Collected data:
######

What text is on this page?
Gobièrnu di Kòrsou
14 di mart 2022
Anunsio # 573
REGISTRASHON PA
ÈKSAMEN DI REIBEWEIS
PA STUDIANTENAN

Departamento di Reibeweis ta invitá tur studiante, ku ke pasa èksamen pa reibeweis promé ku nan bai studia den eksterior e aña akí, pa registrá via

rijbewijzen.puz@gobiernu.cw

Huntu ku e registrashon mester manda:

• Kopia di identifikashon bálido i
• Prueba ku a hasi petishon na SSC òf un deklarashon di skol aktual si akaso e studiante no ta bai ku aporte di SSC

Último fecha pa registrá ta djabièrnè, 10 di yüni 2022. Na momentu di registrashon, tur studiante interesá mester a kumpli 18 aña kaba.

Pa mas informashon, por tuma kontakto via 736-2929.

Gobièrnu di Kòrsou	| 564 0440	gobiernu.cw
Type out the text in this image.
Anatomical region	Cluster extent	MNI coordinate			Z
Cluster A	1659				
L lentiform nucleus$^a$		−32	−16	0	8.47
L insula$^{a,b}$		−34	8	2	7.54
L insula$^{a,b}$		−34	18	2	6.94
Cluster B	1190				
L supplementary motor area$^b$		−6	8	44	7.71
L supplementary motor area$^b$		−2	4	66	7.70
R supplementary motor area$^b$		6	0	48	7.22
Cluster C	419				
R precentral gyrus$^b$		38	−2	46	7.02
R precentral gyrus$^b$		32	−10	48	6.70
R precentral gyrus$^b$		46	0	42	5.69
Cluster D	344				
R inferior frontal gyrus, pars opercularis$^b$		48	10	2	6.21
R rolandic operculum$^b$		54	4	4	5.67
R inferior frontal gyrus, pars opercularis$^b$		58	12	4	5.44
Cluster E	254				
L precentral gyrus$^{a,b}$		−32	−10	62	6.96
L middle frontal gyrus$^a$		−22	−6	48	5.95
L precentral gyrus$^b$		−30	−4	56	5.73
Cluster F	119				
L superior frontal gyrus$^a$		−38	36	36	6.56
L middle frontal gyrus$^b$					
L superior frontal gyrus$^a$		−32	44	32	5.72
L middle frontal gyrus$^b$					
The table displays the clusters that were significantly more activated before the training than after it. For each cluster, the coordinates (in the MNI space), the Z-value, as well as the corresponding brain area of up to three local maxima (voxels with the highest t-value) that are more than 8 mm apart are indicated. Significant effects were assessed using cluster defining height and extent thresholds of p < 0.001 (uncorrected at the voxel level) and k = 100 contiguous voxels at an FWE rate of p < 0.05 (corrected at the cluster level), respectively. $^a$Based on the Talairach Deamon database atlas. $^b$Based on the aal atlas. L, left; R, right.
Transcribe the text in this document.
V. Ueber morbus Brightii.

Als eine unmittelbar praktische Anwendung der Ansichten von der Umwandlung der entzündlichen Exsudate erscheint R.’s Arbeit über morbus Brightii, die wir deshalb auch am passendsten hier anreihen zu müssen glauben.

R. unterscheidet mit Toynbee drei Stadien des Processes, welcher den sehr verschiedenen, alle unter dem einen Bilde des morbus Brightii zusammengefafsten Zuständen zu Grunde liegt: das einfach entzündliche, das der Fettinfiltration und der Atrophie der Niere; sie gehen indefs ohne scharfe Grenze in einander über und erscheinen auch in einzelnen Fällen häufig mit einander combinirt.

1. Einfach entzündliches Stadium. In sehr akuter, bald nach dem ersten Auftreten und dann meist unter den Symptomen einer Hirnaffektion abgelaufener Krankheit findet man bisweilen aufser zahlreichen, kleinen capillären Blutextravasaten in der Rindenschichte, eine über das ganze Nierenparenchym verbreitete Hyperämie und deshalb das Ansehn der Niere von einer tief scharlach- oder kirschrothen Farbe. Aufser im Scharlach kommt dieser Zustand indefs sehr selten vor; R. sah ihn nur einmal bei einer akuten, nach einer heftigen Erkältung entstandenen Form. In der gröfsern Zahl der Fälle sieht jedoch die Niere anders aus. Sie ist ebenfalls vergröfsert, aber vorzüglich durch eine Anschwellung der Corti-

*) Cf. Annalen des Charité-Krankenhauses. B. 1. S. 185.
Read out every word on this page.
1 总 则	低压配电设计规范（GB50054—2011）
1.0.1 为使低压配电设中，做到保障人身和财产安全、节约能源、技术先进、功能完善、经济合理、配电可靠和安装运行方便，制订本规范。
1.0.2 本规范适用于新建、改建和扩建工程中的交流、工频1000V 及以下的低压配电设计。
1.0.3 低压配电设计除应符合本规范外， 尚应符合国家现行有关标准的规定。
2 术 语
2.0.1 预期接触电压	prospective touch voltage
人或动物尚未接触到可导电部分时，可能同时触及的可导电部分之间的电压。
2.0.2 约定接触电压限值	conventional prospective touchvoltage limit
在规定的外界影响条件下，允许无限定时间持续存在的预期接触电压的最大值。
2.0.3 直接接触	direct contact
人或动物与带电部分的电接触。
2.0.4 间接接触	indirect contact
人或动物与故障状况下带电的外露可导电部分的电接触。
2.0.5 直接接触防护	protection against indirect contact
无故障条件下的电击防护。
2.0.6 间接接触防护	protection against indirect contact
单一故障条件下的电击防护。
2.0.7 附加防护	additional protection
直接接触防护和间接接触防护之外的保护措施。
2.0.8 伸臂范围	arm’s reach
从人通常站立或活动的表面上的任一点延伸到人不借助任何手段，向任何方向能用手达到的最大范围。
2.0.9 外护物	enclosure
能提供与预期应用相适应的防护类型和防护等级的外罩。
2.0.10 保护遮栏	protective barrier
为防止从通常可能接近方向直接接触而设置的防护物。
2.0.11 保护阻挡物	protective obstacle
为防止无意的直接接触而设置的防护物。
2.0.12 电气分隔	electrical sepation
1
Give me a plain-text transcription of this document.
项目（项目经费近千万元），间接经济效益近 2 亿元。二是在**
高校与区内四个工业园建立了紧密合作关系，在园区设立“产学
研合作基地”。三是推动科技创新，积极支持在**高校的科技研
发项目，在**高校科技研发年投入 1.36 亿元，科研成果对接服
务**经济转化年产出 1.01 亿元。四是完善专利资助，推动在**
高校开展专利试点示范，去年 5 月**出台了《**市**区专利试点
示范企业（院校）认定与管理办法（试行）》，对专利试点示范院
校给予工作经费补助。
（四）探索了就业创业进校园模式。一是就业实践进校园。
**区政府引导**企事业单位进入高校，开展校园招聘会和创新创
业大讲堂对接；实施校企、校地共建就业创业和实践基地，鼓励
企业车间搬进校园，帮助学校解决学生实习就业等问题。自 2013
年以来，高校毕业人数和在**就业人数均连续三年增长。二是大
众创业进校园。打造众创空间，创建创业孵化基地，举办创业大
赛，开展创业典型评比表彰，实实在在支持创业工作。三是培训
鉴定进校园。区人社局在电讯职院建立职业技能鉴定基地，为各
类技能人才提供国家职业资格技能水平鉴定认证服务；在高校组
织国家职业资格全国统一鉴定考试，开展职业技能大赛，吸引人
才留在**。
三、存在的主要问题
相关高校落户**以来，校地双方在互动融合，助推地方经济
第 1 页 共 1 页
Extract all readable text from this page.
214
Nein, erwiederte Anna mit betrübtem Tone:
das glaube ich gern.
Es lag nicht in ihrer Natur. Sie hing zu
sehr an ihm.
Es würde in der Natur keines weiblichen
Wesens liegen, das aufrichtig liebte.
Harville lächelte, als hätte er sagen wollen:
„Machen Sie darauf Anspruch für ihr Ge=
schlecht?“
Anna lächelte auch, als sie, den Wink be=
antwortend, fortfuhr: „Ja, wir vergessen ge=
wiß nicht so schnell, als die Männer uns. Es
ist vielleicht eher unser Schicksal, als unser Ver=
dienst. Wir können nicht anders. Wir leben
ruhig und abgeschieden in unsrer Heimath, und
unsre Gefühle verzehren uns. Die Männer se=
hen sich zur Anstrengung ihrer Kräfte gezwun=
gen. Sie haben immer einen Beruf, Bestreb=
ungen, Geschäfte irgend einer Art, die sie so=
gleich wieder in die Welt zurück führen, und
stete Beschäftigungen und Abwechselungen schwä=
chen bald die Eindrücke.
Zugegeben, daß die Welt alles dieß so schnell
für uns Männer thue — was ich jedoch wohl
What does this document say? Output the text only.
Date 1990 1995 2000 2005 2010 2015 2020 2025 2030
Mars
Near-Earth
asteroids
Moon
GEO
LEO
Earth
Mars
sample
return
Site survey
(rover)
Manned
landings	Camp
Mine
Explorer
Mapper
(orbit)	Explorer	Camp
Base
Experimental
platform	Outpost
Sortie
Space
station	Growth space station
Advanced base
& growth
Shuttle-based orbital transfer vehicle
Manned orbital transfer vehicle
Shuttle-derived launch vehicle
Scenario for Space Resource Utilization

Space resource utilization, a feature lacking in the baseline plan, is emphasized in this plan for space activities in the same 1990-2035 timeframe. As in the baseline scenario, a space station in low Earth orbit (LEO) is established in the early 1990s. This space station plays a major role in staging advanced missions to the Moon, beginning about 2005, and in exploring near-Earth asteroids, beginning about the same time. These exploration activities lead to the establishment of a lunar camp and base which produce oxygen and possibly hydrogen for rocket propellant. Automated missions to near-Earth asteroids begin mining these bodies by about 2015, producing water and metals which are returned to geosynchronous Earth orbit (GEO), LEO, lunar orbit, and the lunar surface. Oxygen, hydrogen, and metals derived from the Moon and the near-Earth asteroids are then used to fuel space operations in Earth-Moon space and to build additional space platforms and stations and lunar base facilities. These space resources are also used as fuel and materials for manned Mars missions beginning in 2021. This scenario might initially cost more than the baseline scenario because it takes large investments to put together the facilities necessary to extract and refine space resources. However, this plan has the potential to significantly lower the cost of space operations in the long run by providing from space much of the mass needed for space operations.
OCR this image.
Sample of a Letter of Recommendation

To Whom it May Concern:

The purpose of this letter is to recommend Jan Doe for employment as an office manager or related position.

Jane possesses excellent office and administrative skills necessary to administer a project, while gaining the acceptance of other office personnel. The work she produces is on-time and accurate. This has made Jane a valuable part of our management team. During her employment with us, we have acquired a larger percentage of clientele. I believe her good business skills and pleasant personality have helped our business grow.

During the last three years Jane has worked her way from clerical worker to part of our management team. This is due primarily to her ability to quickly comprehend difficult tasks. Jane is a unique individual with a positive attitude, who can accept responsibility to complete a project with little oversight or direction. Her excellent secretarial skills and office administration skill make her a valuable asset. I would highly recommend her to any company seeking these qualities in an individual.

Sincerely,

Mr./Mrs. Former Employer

######

__WORK TO DO__: Write out only what runs from the line holding "OCR this image." through the last line of the records, exactly as shown.

__ANSWER TO THE PROBLEM__:
OCR this image.
Sample of a Letter of Recommendation

To Whom it May Concern:

The purpose of this letter is to recommend Jan Doe for employment as an office manager or related position.

Jane possesses excellent office and administrative skills necessary to administer a project, while gaining the acceptance of other office personnel. The work she produces is on-time and accurate. This has made Jane a valuable part of our management team. During her employment with us, we have acquired a larger percentage of clientele. I believe her good business skills and pleasant personality have helped our business grow.

During the last three years Jane has worked her way from clerical worker to part of our management team. This is due primarily to her ability to quickly comprehend difficult tasks. Jane is a unique individual with a positive attitude, who can accept responsibility to complete a project with little oversight or direction. Her excellent secretarial skills and office administration skill make her a valuable asset. I would highly recommend her to any company seeking these qualities in an individual.

Sincerely,

Mr./Mrs. Former Employer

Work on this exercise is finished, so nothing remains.